■ Saved entries ■
= = = =
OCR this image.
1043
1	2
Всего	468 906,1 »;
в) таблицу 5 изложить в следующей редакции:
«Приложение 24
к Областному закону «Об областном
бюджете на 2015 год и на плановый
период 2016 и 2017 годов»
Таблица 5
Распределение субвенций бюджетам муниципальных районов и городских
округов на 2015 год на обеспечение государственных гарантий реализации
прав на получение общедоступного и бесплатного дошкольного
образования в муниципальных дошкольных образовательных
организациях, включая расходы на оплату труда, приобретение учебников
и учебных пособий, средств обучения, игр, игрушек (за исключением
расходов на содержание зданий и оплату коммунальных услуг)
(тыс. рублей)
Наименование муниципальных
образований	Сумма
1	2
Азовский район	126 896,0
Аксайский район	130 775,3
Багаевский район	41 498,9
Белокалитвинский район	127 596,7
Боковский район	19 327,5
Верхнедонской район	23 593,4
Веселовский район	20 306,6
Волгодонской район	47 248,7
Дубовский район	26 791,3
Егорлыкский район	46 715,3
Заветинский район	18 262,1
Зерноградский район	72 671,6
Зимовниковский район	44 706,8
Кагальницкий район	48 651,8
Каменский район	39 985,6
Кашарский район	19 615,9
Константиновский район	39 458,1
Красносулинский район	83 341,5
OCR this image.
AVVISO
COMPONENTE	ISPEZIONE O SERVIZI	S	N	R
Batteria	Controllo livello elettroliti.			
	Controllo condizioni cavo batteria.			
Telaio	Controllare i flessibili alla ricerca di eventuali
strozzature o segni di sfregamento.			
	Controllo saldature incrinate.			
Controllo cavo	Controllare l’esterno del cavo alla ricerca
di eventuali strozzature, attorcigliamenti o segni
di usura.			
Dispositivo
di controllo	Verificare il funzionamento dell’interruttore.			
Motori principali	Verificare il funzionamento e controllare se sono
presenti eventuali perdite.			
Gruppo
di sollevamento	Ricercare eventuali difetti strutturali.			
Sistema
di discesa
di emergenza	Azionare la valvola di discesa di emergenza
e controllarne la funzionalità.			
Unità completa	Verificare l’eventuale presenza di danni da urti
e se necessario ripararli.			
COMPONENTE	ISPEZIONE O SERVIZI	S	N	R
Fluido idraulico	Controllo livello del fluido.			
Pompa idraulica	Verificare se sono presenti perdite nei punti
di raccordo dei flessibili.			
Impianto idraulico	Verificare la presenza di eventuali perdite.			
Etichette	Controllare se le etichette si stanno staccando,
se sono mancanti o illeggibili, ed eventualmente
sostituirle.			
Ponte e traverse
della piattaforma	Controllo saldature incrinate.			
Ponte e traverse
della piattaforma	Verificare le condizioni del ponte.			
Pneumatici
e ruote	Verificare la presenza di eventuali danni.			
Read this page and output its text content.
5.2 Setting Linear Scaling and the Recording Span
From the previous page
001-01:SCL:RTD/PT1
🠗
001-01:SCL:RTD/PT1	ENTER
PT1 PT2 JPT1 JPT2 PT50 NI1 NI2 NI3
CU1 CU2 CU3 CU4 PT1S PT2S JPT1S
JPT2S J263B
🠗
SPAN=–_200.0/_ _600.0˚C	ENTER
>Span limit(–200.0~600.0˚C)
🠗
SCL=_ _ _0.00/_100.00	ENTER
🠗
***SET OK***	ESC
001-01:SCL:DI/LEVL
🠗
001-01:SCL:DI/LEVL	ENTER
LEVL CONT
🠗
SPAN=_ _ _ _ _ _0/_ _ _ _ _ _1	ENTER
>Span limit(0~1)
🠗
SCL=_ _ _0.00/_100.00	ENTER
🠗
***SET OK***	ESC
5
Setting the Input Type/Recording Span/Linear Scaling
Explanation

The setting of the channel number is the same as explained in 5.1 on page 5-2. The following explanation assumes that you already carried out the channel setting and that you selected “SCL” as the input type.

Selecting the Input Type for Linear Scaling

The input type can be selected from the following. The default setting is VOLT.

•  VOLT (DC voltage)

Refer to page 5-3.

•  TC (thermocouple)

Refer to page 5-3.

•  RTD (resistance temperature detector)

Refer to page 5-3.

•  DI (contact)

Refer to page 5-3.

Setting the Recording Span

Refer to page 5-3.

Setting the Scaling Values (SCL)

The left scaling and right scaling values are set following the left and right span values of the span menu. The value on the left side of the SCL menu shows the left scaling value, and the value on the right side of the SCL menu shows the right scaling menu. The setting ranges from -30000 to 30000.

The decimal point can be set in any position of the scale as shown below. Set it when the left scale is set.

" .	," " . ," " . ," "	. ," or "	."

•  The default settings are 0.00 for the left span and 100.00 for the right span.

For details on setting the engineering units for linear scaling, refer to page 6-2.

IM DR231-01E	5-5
= = = =
■ What is asked ■
State only the count of lines above that hold the string "piattaforma".

■ Solution to the problem ■
2